→ **Description of the task**
Repeat the lines that follow, leaving nothing out.

→ **Material provided**
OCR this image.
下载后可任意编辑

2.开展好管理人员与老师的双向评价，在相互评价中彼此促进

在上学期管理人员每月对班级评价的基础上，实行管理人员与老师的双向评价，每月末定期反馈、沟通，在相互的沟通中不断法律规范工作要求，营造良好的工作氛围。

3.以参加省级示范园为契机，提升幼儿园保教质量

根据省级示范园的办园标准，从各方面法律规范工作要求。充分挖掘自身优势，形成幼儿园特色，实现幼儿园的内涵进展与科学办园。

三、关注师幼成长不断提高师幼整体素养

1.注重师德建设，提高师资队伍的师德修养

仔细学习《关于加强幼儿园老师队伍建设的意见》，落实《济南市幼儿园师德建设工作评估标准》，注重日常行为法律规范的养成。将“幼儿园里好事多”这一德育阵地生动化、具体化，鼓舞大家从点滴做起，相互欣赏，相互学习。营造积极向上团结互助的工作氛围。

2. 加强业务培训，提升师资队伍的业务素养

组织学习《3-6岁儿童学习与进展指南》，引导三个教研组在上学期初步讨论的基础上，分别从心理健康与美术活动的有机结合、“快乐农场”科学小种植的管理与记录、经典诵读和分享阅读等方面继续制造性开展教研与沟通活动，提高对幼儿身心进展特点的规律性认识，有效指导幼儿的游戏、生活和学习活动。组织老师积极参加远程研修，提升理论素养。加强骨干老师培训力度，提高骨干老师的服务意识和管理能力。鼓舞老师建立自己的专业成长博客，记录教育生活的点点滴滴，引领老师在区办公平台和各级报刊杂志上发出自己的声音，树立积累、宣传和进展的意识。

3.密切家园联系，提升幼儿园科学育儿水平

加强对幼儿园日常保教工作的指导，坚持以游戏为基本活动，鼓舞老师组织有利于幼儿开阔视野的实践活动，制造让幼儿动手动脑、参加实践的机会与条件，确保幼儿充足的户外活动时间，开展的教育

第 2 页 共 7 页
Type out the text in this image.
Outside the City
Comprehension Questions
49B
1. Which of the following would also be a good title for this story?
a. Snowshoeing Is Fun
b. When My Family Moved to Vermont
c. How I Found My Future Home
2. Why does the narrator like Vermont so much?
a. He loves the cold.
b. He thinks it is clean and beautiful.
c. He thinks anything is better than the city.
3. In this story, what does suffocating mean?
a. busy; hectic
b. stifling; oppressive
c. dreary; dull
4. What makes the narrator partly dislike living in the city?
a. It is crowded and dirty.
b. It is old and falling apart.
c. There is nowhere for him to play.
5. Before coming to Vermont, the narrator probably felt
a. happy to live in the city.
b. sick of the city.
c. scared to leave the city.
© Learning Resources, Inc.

→ **Full answer**
OCR this image.
下载后可任意编辑

2.开展好管理人员与老师的双向评价，在相互评价中彼此促进

在上学期管理人员每月对班级评价的基础上，实行管理人员与老师的双向评价，每月末定期反馈、沟通，在相互的沟通中不断法律规范工作要求，营造良好的工作氛围。

3.以参加省级示范园为契机，提升幼儿园保教质量

根据省级示范园的办园标准，从各方面法律规范工作要求。充分挖掘自身优势，形成幼儿园特色，实现幼儿园的内涵进展与科学办园。

三、关注师幼成长不断提高师幼整体素养

1.注重师德建设，提高师资队伍的师德修养

仔细学习《关于加强幼儿园老师队伍建设的意见》，落实《济南市幼儿园师德建设工作评估标准》，注重日常行为法律规范的养成。将“幼儿园里好事多”这一德育阵地生动化、具体化，鼓舞大家从点滴做起，相互欣赏，相互学习。营造积极向上团结互助的工作氛围。

2. 加强业务培训，提升师资队伍的业务素养

组织学习《3-6岁儿童学习与进展指南》，引导三个教研组在上学期初步讨论的基础上，分别从心理健康与美术活动的有机结合、“快乐农场”科学小种植的管理与记录、经典诵读和分享阅读等方面继续制造性开展教研与沟通活动，提高对幼儿身心进展特点的规律性认识，有效指导幼儿的游戏、生活和学习活动。组织老师积极参加远程研修，提升理论素养。加强骨干老师培训力度，提高骨干老师的服务意识和管理能力。鼓舞老师建立自己的专业成长博客，记录教育生活的点点滴滴，引领老师在区办公平台和各级报刊杂志上发出自己的声音，树立积累、宣传和进展的意识。

3.密切家园联系，提升幼儿园科学育儿水平

加强对幼儿园日常保教工作的指导，坚持以游戏为基本活动，鼓舞老师组织有利于幼儿开阔视野的实践活动，制造让幼儿动手动脑、参加实践的机会与条件，确保幼儿充足的户外活动时间，开展的教育

第 2 页 共 7 页
Type out the text in this image.
Outside the City
Comprehension Questions
49B
1. Which of the following would also be a good title for this story?
a. Snowshoeing Is Fun
b. When My Family Moved to Vermont
c. How I Found My Future Home
2. Why does the narrator like Vermont so much?
a. He loves the cold.
b. He thinks it is clean and beautiful.
c. He thinks anything is better than the city.
3. In this story, what does suffocating mean?
a. busy; hectic
b. stifling; oppressive
c. dreary; dull
4. What makes the narrator partly dislike living in the city?
a. It is crowded and dirty.
b. It is old and falling apart.
c. There is nowhere for him to play.
5. Before coming to Vermont, the narrator probably felt
a. happy to live in the city.
b. sick of the city.
c. scared to leave the city.
© Learning Resources, Inc.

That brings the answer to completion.